SUPPLIED TEXT =
_ _ _

# Decent Spinning Reels?



## ESRob (May 17, 2014)

Looking for recommendations (and why) on a spinning reel. I got a new surf rod for Xmas and am planning on spending about $100 on a reel for it. 
I'm not a rank amateur, have a few surf outfits now. A couple conventional and spinning, but they've always come pre-paired. 
This is the first time I'll be shopping for a separate, surf specific reel. 
Thank you in advance for your input.


----------



## pods (Sep 10, 2013)

I have had good luck with Penns, either the Fierce (cheaper) or the Battles (upgraded drag). Depending on size you should be able to hit a Battle II for ~$100 or a Fierce for ~$75.
Reels are smooth and no nonsense. Not that much more to say really.
I personally would buy a Fierce, as the upgraded drag doesn't really matter all that much to me for the beach. I run 14 lb test on my bait rods, so more drag doesn't matter. The stock Fierce drag has suited me well, very smooth.
Upgraded drag helps if you run high lb test braid. I run 40 lb Sufix braid on the battles (8000) for sharks. That is the only reason why I bought a battle.
Regular bait rods the extra drag is not needed, imo.


----------



## Mastrbaitr (May 7, 2014)

I have the first gen battles. Great for the moderate to beginner fisherman with room to grow. Kinda heavy so choose size wisely. 4k and 5k make great pier reels but for distance your arms get tired cus of the low retrieval rate. The 6k retrieve is really good but the darn thing is heavy so make sure u have a spike for your rod. 4k can double as a casting reel but might be a tad heavy after a long day. If you have a few spare bucks the second gen battles have sealed bearings I think. If I remember correctly they are just the conflict series with battle spools.


----------



## fish bucket (Dec 5, 2002)

since the battle 11 series came out a lot of shops are discounting the original battles.

_ _ _

TO BE DONE =
a) Translate this sentence from the spinning reel thread into Spanish: "I run 14 lb test on my bait rods, so more drag doesn't matter."
b) According to the spinning reel thread, what line does pods run on the Battles for sharks?
c) From the spinning reel thread, output the passage that opens with the words containing "## ESRob (May" and closes with "always come pre-paired.".
The material plays no part in this.

EXTRACTED INFORMATION =
_ _ _

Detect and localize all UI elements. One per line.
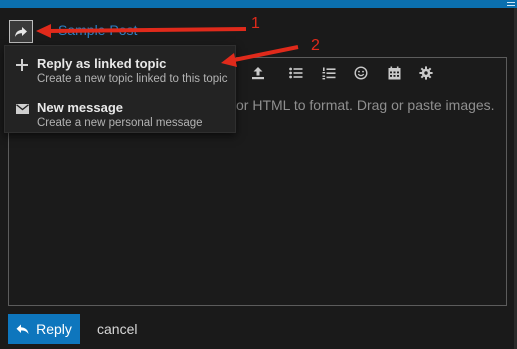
menu-item-description: Create a new personal message xyxy=(37,117,203,129)
menu-item-description: Create a new topic linked to this topic xyxy=(37,73,228,85)
plus-icon xyxy=(14,57,30,73)
annotation-label-1: 1 xyxy=(251,15,260,32)
annotation-label-2: 2 xyxy=(311,37,320,54)
envelope-icon xyxy=(14,101,30,117)
menu-item-title: New message xyxy=(37,100,123,115)
cancel-link[interactable]: cancel xyxy=(97,321,137,337)
topic-title-link[interactable]: Sample Post xyxy=(58,22,137,38)
reply-type-dropdown: Reply as linked topic Create a new topic… xyxy=(4,45,236,133)
menu-item-reply-as-linked-topic[interactable]: Reply as linked topic Create a new topic… xyxy=(5,50,235,90)
gear-icon[interactable] xyxy=(414,62,438,84)
menu-item-title: Reply as linked topic xyxy=(37,56,167,71)
editor-placeholder: or HTML to format. Drag or paste images. xyxy=(236,97,495,113)
reply-type-button[interactable] xyxy=(9,20,33,43)
emoji-icon[interactable] xyxy=(349,62,373,84)
share-arrow-icon xyxy=(15,26,27,37)
composer-top-bar[interactable] xyxy=(0,0,517,8)
reply-arrow-icon xyxy=(16,324,29,334)
upload-icon[interactable] xyxy=(246,62,270,84)
resize-grip-icon[interactable] xyxy=(507,2,515,6)
menu-item-new-message[interactable]: New message Create a new personal messag… xyxy=(5,94,235,134)
reply-button[interactable]: Reply xyxy=(8,314,80,344)
numbered-list-icon[interactable] xyxy=(317,62,341,84)
reply-button-label: Reply xyxy=(36,321,72,337)
bullet-list-icon[interactable] xyxy=(284,62,308,84)
calendar-icon[interactable] xyxy=(382,62,406,84)
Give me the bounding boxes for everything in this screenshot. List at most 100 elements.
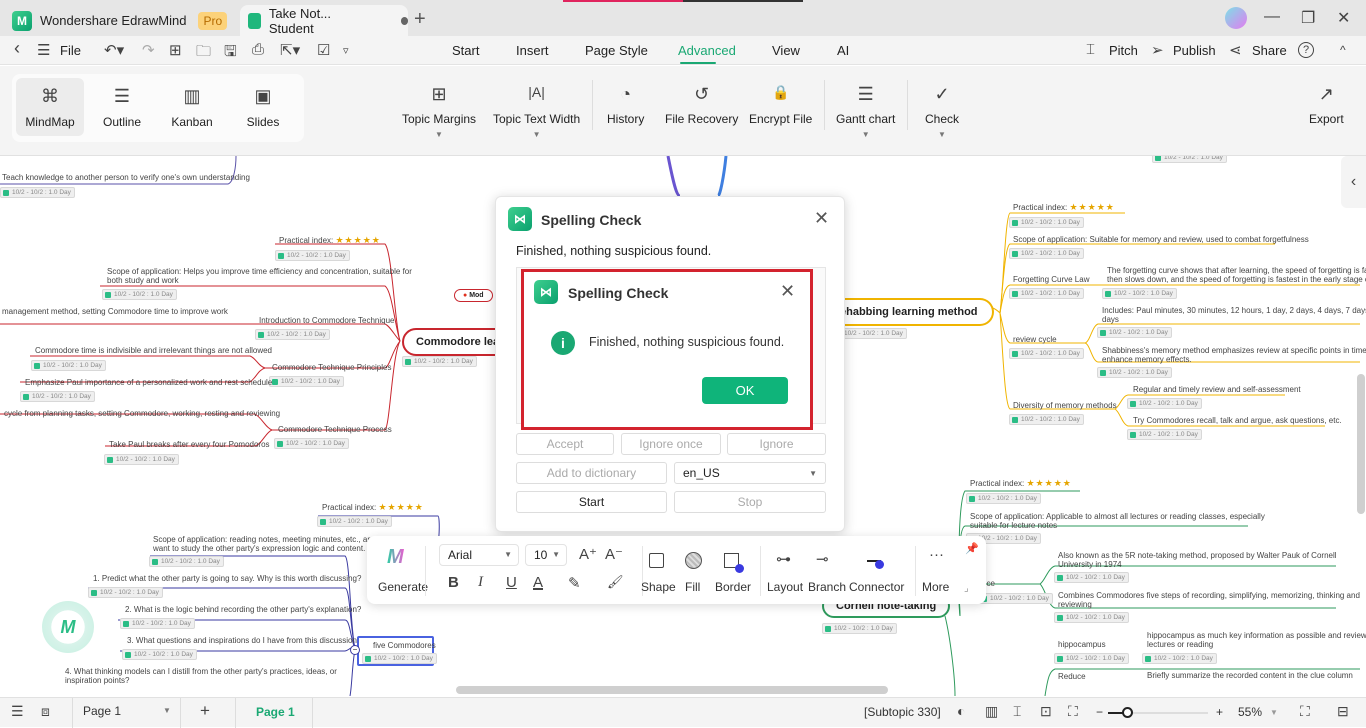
ok-button[interactable]: OK bbox=[702, 377, 788, 404]
resize-handle-icon[interactable]: ⌟ bbox=[964, 583, 969, 594]
topic[interactable]: Reduce bbox=[1058, 672, 1086, 681]
zoom-out-button[interactable]: − bbox=[1096, 705, 1103, 719]
stop-button[interactable]: Stop bbox=[674, 491, 826, 513]
topic[interactable]: Scope of application: reading notes, mee… bbox=[153, 535, 390, 544]
topic[interactable]: Regular and timely review and self-asses… bbox=[1133, 385, 1301, 394]
pro-badge[interactable]: Pro bbox=[198, 11, 228, 30]
italic-button[interactable]: I bbox=[478, 574, 483, 591]
topic[interactable]: Practical index: ★★★★★ bbox=[970, 478, 1072, 489]
save-icon[interactable]: 🖫 bbox=[224, 41, 237, 66]
main-topic-rehab[interactable]: ehabbing learning method bbox=[830, 298, 994, 326]
topic[interactable]: Combines Commodores five steps of record… bbox=[1058, 591, 1360, 600]
fullscreen-icon[interactable]: ⛶ bbox=[1300, 703, 1310, 720]
zoom-in-button[interactable]: + bbox=[1216, 705, 1223, 719]
shrink-font-button[interactable]: A⁻ bbox=[605, 545, 623, 563]
topic[interactable]: Scope of application: Helps you improve … bbox=[107, 267, 412, 276]
topic[interactable]: Briefly summarize the recorded content i… bbox=[1147, 671, 1353, 680]
document-tab[interactable]: Take Not... Student bbox=[240, 5, 408, 36]
generate-button[interactable]: Generate bbox=[378, 580, 428, 594]
topic[interactable]: lectures or reading bbox=[1147, 640, 1213, 649]
topic[interactable]: University in 1974 bbox=[1058, 560, 1122, 569]
add-page-button[interactable]: + bbox=[200, 701, 210, 721]
zoom-slider-thumb[interactable] bbox=[1122, 707, 1133, 718]
back-icon[interactable]: ‹ bbox=[14, 38, 20, 59]
chevron-down-icon[interactable]: ▼ bbox=[1270, 708, 1278, 717]
ai-assistant-button[interactable]: M bbox=[42, 601, 94, 653]
pitch-button[interactable]: Pitch bbox=[1109, 43, 1138, 58]
view-outline-button[interactable]: ☰ Outline bbox=[88, 78, 156, 136]
topic[interactable]: Commodore Technique Principles bbox=[272, 363, 391, 372]
export-share-icon[interactable]: ⇱▾ bbox=[280, 41, 300, 59]
gantt-chart-button[interactable]: ☰ Gantt chart ▼ bbox=[836, 84, 895, 139]
topic[interactable]: reviewing bbox=[1058, 600, 1092, 609]
collapse-ribbon-icon[interactable]: ^ bbox=[1340, 43, 1346, 57]
topic[interactable]: enhance memory effects. bbox=[1102, 355, 1192, 364]
undo-icon[interactable]: ↶▾ bbox=[104, 41, 124, 59]
language-select[interactable]: en_US ▼ bbox=[674, 462, 826, 484]
view-slides-button[interactable]: ▣ Slides bbox=[229, 78, 297, 136]
add-to-dictionary-button[interactable]: Add to dictionary bbox=[516, 462, 667, 484]
topic[interactable]: Scope of application: Suitable for memor… bbox=[1013, 235, 1309, 244]
topic[interactable]: management method, setting Commodore tim… bbox=[2, 307, 228, 316]
file-recovery-button[interactable]: ↺ File Recovery bbox=[665, 84, 738, 126]
font-color-button[interactable]: A bbox=[533, 574, 543, 591]
book-view-icon[interactable]: ▥ bbox=[985, 703, 998, 720]
mouse-mode-icon[interactable]: ◐ bbox=[957, 703, 965, 719]
tab-advanced[interactable]: Advanced bbox=[678, 43, 736, 64]
font-family-select[interactable]: Arial ▼ bbox=[439, 544, 519, 566]
unsaved-dot-icon[interactable] bbox=[400, 16, 408, 25]
pin-icon[interactable]: 📌 bbox=[965, 542, 979, 555]
topic[interactable]: Commodore time is indivisible and irrele… bbox=[35, 346, 272, 355]
app-tab[interactable]: M Wondershare EdrawMind Pro bbox=[12, 5, 228, 36]
panel-toggle-icon[interactable]: ⧈ bbox=[41, 703, 50, 720]
close-window-button[interactable]: ✕ bbox=[1337, 8, 1350, 28]
share-button[interactable]: Share bbox=[1252, 43, 1287, 58]
close-icon[interactable]: ✕ bbox=[780, 281, 795, 302]
fit-view-icon[interactable]: ⊟ bbox=[1337, 703, 1349, 720]
topic[interactable]: both study and work bbox=[107, 276, 179, 285]
topic[interactable]: hippocampus as much key information as p… bbox=[1147, 631, 1366, 640]
ignore-button[interactable]: Ignore bbox=[727, 433, 826, 455]
topic[interactable]: review cycle bbox=[1013, 335, 1057, 344]
page-tab-active[interactable]: Page 1 bbox=[256, 705, 295, 719]
topic[interactable]: cycle from planning tasks, setting Commo… bbox=[4, 409, 280, 418]
redo-icon[interactable]: ↷ bbox=[142, 41, 155, 59]
topic[interactable]: Introduction to Commodore Technique bbox=[259, 316, 395, 325]
connector-button[interactable]: Connector bbox=[849, 580, 904, 594]
topic[interactable]: Practical index: ★★★★★ bbox=[1013, 202, 1115, 213]
close-icon[interactable]: ✕ bbox=[814, 208, 829, 229]
topic[interactable]: Includes: Paul minutes, 30 minutes, 12 h… bbox=[1102, 306, 1366, 315]
layout-button[interactable]: Layout bbox=[767, 580, 803, 594]
tab-start[interactable]: Start bbox=[452, 43, 479, 58]
topic[interactable]: days bbox=[1102, 315, 1119, 324]
format-painter-button[interactable]: 🖌 bbox=[607, 574, 624, 590]
topic[interactable]: 1. Predict what the other party is going… bbox=[93, 574, 361, 583]
topic[interactable]: 2. What is the logic behind recording th… bbox=[125, 605, 361, 614]
right-panel-toggle[interactable]: ‹ bbox=[1341, 156, 1366, 208]
publish-button[interactable]: Publish bbox=[1173, 43, 1216, 58]
topic[interactable]: Try Commodores recall, talk and argue, a… bbox=[1133, 416, 1342, 425]
tab-view[interactable]: View bbox=[772, 43, 800, 58]
more-button[interactable]: More bbox=[922, 580, 949, 594]
fit-page-icon[interactable]: ⊡ bbox=[1040, 703, 1052, 720]
check-doc-icon[interactable]: ☑ bbox=[317, 41, 330, 59]
topic[interactable]: want to study the other party's expressi… bbox=[153, 544, 365, 553]
topic[interactable]: 4. What thinking models can I distill fr… bbox=[65, 667, 337, 676]
topic[interactable]: then slows down, and the speed of forget… bbox=[1107, 275, 1366, 284]
topic[interactable]: Commodore Technique Process bbox=[278, 425, 392, 434]
page-select[interactable]: Page 1 ▼ bbox=[83, 704, 173, 718]
topic[interactable]: The forgetting curve shows that after le… bbox=[1107, 266, 1366, 275]
hamburger-menu-icon[interactable]: ☰ bbox=[37, 41, 50, 59]
horizontal-scrollbar[interactable] bbox=[456, 686, 888, 694]
collapse-toggle[interactable]: − bbox=[350, 645, 360, 655]
new-file-icon[interactable]: ⊞ bbox=[169, 41, 182, 59]
grow-font-button[interactable]: A⁺ bbox=[579, 545, 597, 563]
accept-button[interactable]: Accept bbox=[516, 433, 614, 455]
topic[interactable]: suitable for lecture notes bbox=[970, 521, 1057, 530]
help-icon[interactable]: ? bbox=[1298, 42, 1314, 58]
presentation-icon[interactable]: ⌶ bbox=[1013, 703, 1021, 720]
shape-button[interactable]: Shape bbox=[641, 580, 676, 594]
file-menu[interactable]: File bbox=[60, 43, 81, 58]
zoom-level[interactable]: 55% bbox=[1238, 705, 1262, 719]
zoom-slider[interactable] bbox=[1108, 707, 1208, 718]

_ _ _

SOLUTIONS TO THE EXERCISE =
a) Uso línea de 14 libras en mis cañas de carnada, así que más freno no importa.

b) 40 lb Sufix braid.

c)
## ESRob (May 17, 2014)

Looking for recommendations (and why) on a spinning reel. I got a new surf rod for Xmas and am planning on spending about $100 on a reel for it. 
I'm not a rank amateur, have a few surf outfits now. A couple conventional and spinning, but they've always come pre-paired.